_What is asked:_
Reproduce each line bearing the word "ffffff".
** Begin Data shown **
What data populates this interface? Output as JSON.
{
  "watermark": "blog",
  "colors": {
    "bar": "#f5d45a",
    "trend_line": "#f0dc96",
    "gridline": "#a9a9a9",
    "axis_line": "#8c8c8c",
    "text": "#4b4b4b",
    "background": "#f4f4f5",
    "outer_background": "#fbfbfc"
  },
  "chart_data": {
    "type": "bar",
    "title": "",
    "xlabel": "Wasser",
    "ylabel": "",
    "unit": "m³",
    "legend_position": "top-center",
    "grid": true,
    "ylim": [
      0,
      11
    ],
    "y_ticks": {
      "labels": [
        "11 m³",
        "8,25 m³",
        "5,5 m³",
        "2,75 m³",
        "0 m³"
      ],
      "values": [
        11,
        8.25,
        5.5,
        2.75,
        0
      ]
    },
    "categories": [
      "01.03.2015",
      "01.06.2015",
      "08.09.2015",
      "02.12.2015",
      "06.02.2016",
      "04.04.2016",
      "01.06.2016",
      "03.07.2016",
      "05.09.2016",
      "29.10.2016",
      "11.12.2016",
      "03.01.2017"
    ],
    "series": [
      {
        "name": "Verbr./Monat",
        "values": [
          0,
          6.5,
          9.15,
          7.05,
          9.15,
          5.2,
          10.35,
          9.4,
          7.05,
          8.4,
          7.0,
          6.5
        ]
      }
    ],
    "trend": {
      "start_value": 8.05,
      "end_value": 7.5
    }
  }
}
** End Data shown **
** Begin Data shown **
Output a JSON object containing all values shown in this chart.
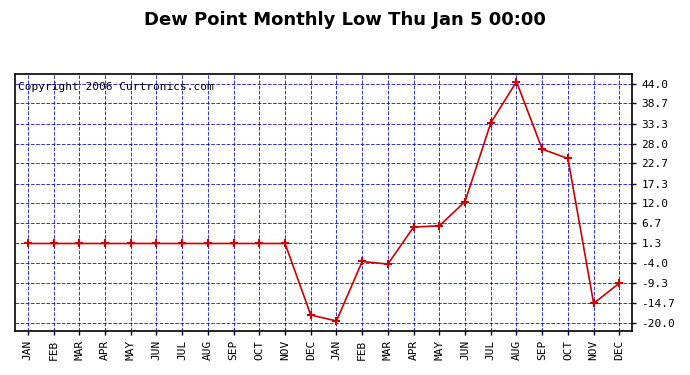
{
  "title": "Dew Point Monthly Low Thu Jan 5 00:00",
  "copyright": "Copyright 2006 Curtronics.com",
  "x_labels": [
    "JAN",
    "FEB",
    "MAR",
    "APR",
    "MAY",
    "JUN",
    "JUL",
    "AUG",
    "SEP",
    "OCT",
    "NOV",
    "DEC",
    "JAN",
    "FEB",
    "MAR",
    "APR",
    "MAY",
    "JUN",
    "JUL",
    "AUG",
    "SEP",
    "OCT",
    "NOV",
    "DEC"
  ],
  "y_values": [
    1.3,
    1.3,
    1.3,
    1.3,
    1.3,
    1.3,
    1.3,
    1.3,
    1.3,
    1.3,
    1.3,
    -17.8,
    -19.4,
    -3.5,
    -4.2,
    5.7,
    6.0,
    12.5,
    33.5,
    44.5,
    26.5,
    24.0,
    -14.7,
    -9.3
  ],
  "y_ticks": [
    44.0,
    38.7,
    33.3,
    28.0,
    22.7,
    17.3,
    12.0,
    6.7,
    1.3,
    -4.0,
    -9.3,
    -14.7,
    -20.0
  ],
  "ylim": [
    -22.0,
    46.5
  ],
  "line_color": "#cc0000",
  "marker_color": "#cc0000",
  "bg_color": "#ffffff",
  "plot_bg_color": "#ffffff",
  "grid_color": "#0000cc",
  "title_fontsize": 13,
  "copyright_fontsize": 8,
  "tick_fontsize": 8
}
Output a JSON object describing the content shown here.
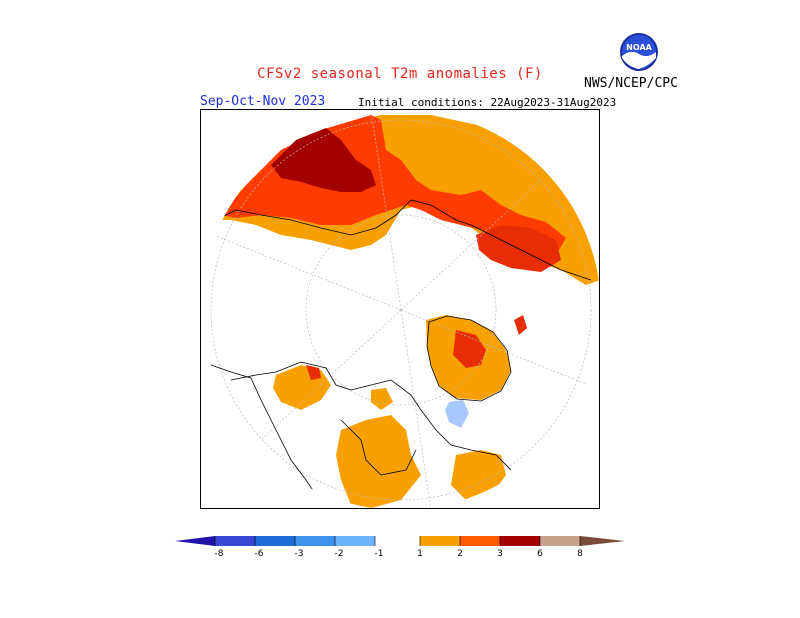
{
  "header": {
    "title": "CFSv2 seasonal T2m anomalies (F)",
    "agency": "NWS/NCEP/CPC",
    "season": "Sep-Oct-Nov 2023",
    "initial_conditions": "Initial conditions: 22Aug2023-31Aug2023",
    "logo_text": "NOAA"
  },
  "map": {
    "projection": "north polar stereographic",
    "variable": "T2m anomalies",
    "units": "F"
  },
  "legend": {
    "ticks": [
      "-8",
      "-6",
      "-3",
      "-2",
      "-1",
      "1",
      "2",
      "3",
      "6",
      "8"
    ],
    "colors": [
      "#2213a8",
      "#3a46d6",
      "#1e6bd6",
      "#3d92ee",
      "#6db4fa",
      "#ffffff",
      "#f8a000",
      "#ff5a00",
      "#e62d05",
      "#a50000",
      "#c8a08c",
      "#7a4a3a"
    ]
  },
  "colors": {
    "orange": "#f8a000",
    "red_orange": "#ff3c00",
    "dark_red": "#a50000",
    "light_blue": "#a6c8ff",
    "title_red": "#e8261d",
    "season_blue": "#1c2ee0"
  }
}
** End Data shown **
** Begin Data shown **
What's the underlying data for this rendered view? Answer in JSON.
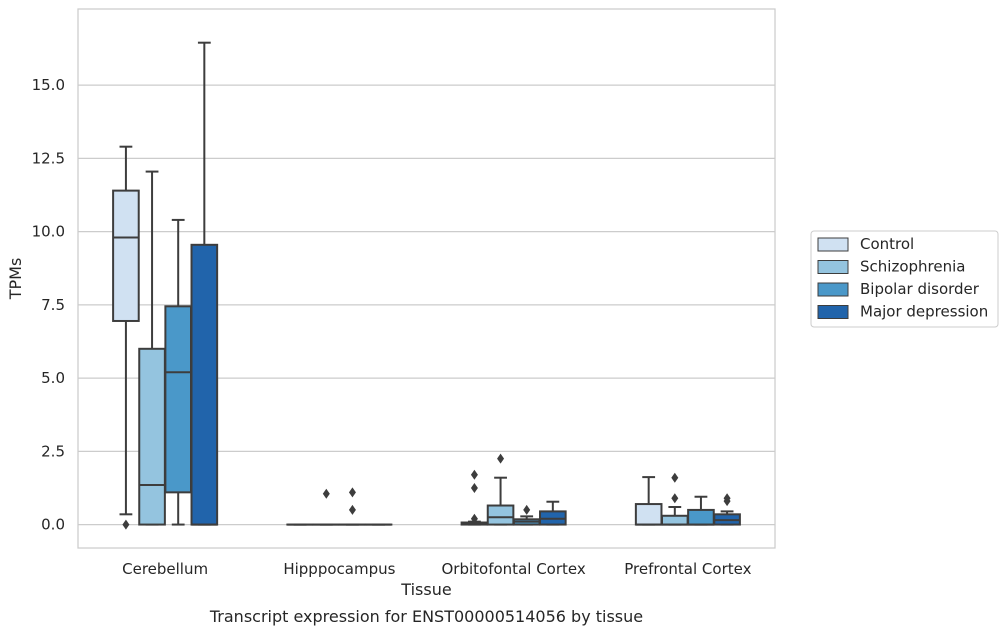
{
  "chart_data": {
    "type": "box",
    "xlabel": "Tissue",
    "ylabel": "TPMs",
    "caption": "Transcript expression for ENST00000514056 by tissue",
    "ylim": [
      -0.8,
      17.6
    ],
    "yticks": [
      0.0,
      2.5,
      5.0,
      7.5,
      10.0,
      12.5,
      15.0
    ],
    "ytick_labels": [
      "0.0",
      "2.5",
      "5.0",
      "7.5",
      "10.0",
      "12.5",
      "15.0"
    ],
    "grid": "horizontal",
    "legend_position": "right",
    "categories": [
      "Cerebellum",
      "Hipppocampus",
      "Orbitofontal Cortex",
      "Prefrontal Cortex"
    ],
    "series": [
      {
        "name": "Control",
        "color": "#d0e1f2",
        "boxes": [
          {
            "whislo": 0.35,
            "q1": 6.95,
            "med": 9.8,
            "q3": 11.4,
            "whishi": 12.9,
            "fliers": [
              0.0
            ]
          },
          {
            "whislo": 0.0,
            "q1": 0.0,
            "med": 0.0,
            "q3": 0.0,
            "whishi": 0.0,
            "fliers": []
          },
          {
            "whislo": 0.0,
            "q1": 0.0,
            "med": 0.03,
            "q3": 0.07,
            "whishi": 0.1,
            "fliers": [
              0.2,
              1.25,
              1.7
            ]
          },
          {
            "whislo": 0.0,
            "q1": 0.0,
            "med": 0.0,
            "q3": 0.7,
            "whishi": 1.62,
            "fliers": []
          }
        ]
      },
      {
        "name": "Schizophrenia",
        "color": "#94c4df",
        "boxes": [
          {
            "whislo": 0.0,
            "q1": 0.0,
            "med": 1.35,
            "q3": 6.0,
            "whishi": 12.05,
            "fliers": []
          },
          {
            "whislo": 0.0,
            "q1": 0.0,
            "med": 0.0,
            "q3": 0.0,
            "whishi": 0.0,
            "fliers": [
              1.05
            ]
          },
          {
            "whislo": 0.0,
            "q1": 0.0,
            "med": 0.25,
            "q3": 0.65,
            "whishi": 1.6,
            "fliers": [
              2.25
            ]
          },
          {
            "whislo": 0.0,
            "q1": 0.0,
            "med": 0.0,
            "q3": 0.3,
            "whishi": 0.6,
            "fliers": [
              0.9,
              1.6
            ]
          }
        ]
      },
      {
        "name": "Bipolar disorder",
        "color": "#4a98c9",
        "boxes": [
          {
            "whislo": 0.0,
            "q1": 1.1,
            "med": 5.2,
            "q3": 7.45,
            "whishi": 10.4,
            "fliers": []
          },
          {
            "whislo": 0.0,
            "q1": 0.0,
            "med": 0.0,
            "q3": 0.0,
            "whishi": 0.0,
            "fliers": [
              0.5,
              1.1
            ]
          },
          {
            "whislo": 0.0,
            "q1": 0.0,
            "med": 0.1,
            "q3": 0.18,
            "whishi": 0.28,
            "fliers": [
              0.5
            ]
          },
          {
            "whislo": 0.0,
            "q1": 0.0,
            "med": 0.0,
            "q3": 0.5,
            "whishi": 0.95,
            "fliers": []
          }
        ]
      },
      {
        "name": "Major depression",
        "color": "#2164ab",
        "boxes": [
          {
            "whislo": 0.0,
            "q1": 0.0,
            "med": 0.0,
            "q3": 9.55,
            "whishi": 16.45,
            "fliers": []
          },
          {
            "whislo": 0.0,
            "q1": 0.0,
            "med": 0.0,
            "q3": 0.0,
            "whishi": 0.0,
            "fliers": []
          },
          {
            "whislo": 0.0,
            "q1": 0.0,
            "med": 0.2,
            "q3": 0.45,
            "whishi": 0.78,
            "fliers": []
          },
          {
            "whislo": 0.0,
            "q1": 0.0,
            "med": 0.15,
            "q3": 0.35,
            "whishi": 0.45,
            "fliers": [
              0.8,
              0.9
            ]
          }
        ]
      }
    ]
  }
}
** End Data shown **
_Expected answer:_
  "bg_color": "#ffffff",
  "plot_bg_color": "#ffffff",
      "#ffffff",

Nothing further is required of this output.